Give the records once more, exactly as they stand.

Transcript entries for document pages
◆ ◆ ◆ ◆ ◆ ◆ ◆

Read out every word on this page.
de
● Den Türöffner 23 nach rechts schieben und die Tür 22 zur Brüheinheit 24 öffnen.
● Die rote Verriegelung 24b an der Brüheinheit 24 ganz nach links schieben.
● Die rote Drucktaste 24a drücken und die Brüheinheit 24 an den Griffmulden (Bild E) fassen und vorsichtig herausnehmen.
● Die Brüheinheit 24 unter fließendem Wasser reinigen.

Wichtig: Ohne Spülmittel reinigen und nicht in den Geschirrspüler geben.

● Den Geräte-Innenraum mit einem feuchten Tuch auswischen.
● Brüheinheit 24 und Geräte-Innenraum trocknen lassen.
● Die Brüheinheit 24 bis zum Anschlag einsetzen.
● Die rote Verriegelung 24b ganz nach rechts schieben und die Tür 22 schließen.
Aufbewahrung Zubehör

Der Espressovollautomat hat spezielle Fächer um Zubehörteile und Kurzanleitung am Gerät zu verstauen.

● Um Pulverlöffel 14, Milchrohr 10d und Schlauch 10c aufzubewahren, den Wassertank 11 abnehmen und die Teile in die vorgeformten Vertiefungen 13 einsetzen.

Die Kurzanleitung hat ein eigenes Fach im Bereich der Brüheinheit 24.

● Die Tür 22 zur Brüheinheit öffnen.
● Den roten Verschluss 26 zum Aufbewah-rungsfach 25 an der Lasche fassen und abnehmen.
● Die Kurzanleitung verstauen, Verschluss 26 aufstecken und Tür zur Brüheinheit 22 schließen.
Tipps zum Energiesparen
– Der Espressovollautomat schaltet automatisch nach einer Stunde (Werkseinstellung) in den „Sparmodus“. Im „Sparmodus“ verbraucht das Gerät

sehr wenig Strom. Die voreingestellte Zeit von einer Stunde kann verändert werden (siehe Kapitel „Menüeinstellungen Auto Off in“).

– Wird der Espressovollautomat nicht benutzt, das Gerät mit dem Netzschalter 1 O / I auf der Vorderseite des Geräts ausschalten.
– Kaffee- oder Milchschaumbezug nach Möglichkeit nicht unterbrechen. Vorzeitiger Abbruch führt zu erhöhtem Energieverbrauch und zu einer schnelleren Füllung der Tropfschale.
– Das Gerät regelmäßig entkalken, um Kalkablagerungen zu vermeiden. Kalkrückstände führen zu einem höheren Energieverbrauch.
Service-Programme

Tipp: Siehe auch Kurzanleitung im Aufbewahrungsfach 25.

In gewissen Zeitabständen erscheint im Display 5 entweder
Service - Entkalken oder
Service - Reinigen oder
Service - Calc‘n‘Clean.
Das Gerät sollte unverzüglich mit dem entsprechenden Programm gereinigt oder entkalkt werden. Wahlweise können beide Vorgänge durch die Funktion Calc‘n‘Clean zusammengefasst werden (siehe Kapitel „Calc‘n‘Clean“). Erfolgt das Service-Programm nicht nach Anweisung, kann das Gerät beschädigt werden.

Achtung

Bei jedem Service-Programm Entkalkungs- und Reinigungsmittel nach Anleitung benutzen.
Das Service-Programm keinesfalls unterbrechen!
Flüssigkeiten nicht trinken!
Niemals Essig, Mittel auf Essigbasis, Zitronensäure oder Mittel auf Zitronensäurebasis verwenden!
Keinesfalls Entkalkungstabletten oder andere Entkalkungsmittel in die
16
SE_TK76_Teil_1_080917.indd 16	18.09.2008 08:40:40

◆ ◆ ◆ ◆ ◆ ◆ ◆

* **YOUR SOLUTION**:
Read out every word on this page.
de
● Den Türöffner 23 nach rechts schieben und die Tür 22 zur Brüheinheit 24 öffnen.
● Die rote Verriegelung 24b an der Brüheinheit 24 ganz nach links schieben.
● Die rote Drucktaste 24a drücken und die Brüheinheit 24 an den Griffmulden (Bild E) fassen und vorsichtig herausnehmen.
● Die Brüheinheit 24 unter fließendem Wasser reinigen.

Wichtig: Ohne Spülmittel reinigen und nicht in den Geschirrspüler geben.

● Den Geräte-Innenraum mit einem feuchten Tuch auswischen.
● Brüheinheit 24 und Geräte-Innenraum trocknen lassen.
● Die Brüheinheit 24 bis zum Anschlag einsetzen.
● Die rote Verriegelung 24b ganz nach rechts schieben und die Tür 22 schließen.
Aufbewahrung Zubehör

Der Espressovollautomat hat spezielle Fächer um Zubehörteile und Kurzanleitung am Gerät zu verstauen.

● Um Pulverlöffel 14, Milchrohr 10d und Schlauch 10c aufzubewahren, den Wassertank 11 abnehmen und die Teile in die vorgeformten Vertiefungen 13 einsetzen.

Die Kurzanleitung hat ein eigenes Fach im Bereich der Brüheinheit 24.

● Die Tür 22 zur Brüheinheit öffnen.
● Den roten Verschluss 26 zum Aufbewah-rungsfach 25 an der Lasche fassen und abnehmen.
● Die Kurzanleitung verstauen, Verschluss 26 aufstecken und Tür zur Brüheinheit 22 schließen.
Tipps zum Energiesparen
– Der Espressovollautomat schaltet automatisch nach einer Stunde (Werkseinstellung) in den „Sparmodus“. Im „Sparmodus“ verbraucht das Gerät

sehr wenig Strom. Die voreingestellte Zeit von einer Stunde kann verändert werden (siehe Kapitel „Menüeinstellungen Auto Off in“).

– Wird der Espressovollautomat nicht benutzt, das Gerät mit dem Netzschalter 1 O / I auf der Vorderseite des Geräts ausschalten.
– Kaffee- oder Milchschaumbezug nach Möglichkeit nicht unterbrechen. Vorzeitiger Abbruch führt zu erhöhtem Energieverbrauch und zu einer schnelleren Füllung der Tropfschale.
– Das Gerät regelmäßig entkalken, um Kalkablagerungen zu vermeiden. Kalkrückstände führen zu einem höheren Energieverbrauch.
Service-Programme

Tipp: Siehe auch Kurzanleitung im Aufbewahrungsfach 25.

In gewissen Zeitabständen erscheint im Display 5 entweder
Service - Entkalken oder
Service - Reinigen oder
Service - Calc‘n‘Clean.
Das Gerät sollte unverzüglich mit dem entsprechenden Programm gereinigt oder entkalkt werden. Wahlweise können beide Vorgänge durch die Funktion Calc‘n‘Clean zusammengefasst werden (siehe Kapitel „Calc‘n‘Clean“). Erfolgt das Service-Programm nicht nach Anweisung, kann das Gerät beschädigt werden.

Achtung

Bei jedem Service-Programm Entkalkungs- und Reinigungsmittel nach Anleitung benutzen.
Das Service-Programm keinesfalls unterbrechen!
Flüssigkeiten nicht trinken!
Niemals Essig, Mittel auf Essigbasis, Zitronensäure oder Mittel auf Zitronensäurebasis verwenden!
Keinesfalls Entkalkungstabletten oder andere Entkalkungsmittel in die
16
SE_TK76_Teil_1_080917.indd 16	18.09.2008 08:40:40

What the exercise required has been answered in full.